Among the records that follow, count the lines with the string "مسعود"; report only that count.
##############################
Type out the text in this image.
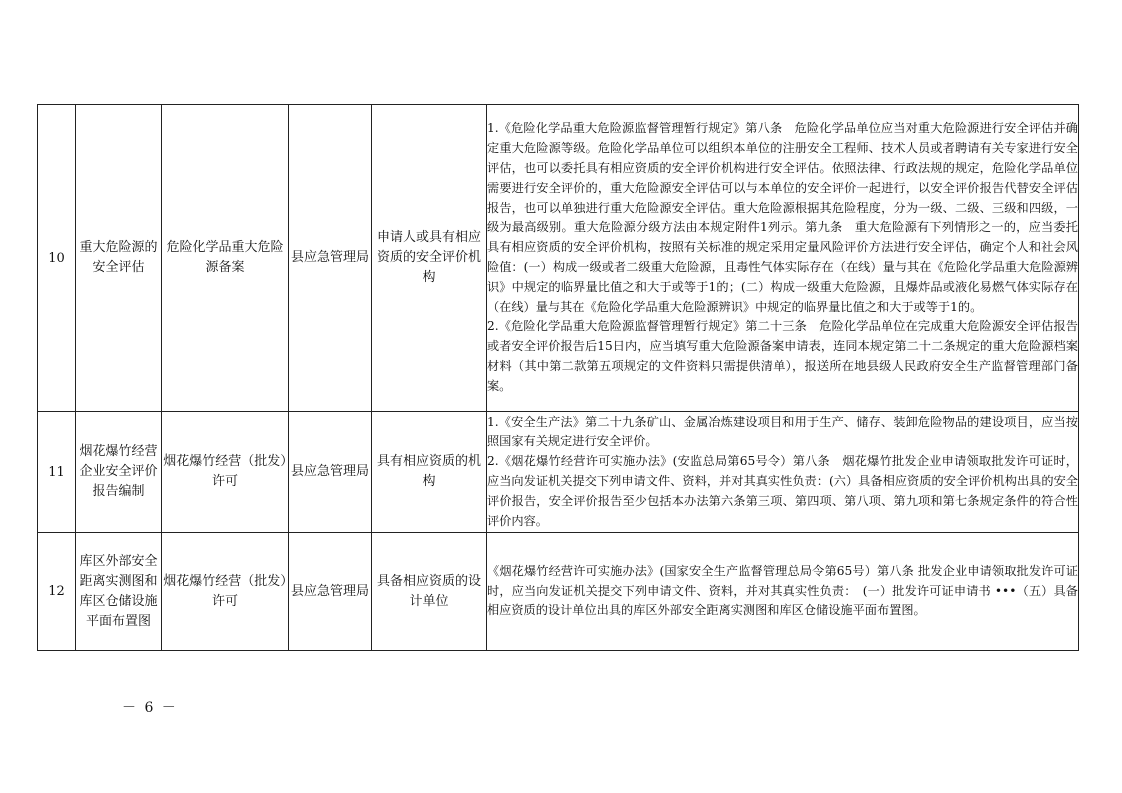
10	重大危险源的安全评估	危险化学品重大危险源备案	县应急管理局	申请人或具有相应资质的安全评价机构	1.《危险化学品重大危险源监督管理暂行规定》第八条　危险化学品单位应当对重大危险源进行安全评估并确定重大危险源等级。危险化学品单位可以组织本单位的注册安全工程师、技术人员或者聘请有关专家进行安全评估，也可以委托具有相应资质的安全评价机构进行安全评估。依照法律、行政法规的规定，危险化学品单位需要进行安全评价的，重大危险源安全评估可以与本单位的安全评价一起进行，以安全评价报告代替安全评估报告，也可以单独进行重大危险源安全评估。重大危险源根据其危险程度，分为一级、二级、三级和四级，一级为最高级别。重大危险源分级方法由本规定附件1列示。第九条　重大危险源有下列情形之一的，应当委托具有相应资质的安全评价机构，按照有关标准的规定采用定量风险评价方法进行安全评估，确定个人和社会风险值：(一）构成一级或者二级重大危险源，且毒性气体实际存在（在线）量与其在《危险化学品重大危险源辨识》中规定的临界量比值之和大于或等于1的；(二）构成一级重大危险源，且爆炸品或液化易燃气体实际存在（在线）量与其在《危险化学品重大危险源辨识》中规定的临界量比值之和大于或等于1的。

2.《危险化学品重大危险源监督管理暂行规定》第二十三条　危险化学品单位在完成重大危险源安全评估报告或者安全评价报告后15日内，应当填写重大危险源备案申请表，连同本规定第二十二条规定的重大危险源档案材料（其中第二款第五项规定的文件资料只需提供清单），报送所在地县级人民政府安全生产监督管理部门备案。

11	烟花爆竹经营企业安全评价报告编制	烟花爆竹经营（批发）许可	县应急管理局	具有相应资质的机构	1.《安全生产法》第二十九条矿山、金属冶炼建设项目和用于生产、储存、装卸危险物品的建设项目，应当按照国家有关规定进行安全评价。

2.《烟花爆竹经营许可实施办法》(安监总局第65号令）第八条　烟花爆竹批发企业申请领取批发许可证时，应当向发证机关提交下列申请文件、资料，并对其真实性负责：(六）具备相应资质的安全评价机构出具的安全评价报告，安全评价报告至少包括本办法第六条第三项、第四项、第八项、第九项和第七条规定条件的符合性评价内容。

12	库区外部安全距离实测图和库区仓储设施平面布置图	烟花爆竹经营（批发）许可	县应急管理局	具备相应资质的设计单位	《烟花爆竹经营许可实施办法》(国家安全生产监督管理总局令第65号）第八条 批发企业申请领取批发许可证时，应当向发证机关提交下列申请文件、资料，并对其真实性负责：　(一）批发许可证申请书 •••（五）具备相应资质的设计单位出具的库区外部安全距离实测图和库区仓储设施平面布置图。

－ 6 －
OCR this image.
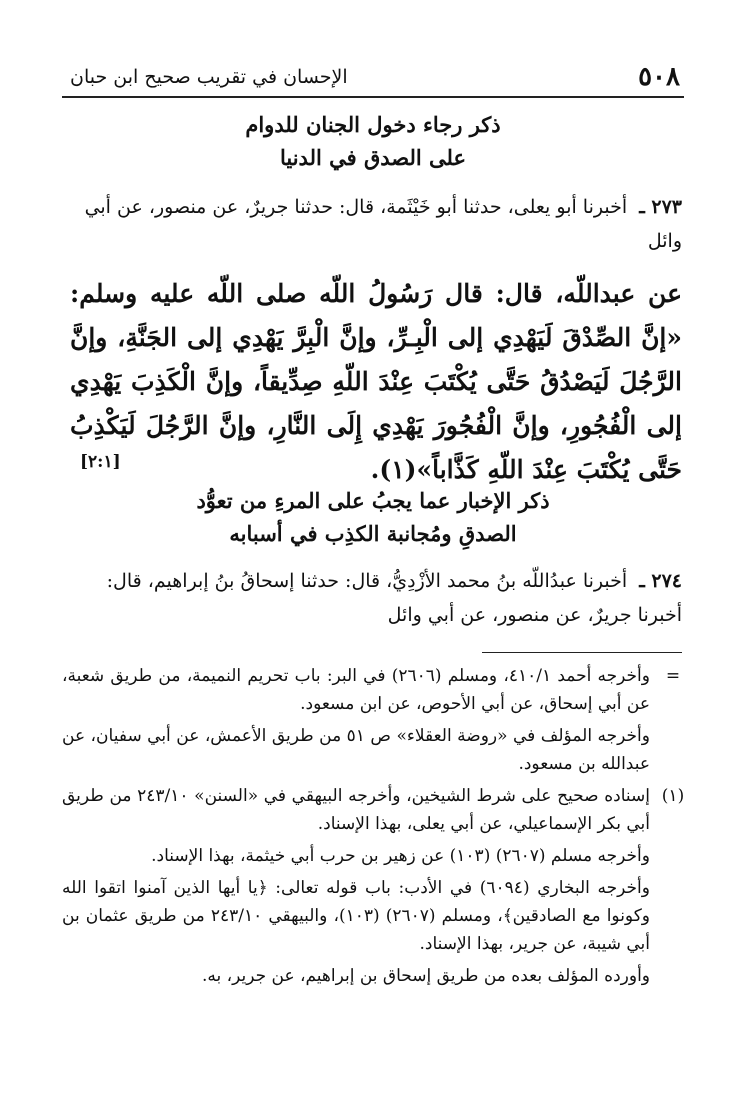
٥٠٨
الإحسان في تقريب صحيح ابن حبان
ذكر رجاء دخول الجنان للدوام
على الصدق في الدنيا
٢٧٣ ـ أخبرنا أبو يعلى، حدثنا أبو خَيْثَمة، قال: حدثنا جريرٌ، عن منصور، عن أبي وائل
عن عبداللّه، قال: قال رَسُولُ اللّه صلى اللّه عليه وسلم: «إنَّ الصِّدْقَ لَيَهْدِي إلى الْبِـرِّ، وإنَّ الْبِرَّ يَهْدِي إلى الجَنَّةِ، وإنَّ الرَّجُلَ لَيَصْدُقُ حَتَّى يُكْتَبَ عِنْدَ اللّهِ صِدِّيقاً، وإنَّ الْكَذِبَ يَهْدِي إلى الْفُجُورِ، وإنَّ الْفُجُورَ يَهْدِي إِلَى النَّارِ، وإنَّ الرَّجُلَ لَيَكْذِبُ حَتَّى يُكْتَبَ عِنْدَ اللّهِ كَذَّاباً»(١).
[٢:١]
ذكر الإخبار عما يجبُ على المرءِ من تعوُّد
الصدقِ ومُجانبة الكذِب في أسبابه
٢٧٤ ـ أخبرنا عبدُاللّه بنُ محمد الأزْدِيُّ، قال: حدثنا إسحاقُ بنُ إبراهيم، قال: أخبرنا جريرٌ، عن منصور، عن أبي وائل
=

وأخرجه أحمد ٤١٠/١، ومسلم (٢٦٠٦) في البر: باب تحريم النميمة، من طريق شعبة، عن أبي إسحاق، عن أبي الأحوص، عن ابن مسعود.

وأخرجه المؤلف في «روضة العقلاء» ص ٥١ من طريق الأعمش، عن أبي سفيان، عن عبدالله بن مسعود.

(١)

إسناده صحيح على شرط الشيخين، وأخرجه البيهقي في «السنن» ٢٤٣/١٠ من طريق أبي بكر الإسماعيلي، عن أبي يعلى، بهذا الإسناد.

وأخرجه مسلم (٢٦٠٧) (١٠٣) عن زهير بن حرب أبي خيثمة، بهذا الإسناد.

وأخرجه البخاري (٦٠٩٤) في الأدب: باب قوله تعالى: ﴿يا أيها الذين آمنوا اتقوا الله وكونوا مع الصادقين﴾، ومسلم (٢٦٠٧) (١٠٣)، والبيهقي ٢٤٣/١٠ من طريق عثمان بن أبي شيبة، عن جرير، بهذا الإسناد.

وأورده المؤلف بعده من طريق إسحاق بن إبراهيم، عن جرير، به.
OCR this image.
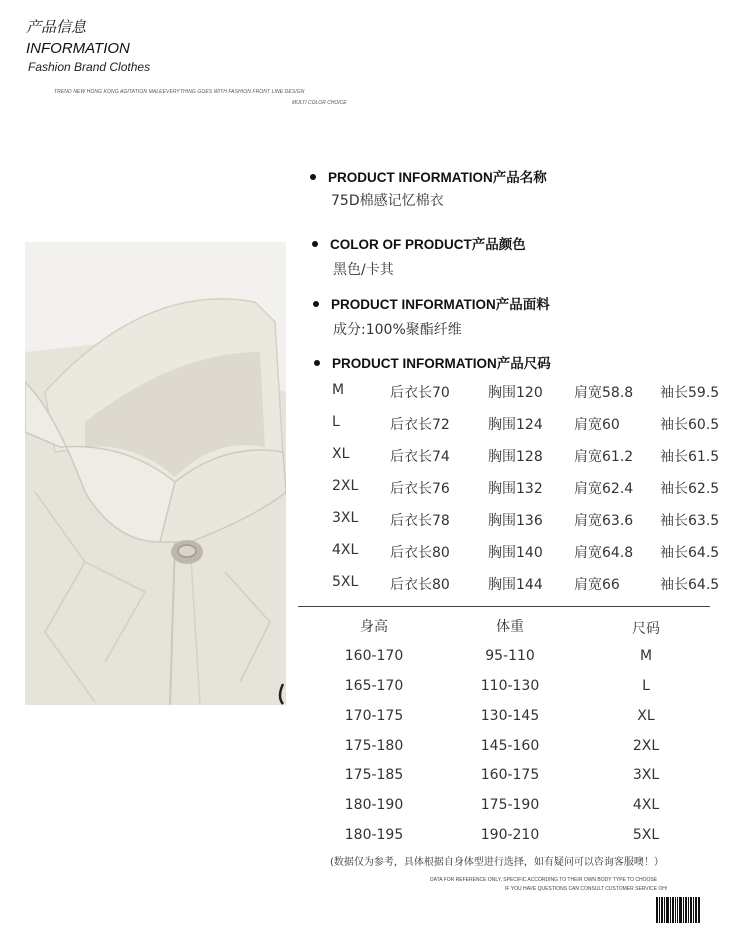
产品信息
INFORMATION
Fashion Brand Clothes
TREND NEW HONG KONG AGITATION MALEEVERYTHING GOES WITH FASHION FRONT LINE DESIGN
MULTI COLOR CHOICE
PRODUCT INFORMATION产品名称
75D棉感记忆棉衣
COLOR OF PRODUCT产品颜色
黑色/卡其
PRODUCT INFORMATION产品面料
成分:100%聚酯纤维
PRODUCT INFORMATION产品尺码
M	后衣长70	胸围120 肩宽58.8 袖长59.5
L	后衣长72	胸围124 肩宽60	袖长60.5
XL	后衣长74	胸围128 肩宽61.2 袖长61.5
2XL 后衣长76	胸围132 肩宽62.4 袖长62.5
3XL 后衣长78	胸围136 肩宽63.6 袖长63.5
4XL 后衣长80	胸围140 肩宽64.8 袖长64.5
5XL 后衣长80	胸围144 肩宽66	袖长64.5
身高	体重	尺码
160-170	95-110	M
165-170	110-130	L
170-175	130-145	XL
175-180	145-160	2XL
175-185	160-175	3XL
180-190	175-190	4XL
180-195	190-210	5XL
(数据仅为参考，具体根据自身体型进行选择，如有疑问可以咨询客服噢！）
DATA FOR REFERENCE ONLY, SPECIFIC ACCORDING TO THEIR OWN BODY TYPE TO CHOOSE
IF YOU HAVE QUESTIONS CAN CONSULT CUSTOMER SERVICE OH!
##############################
_FINAL RESULT:_ 2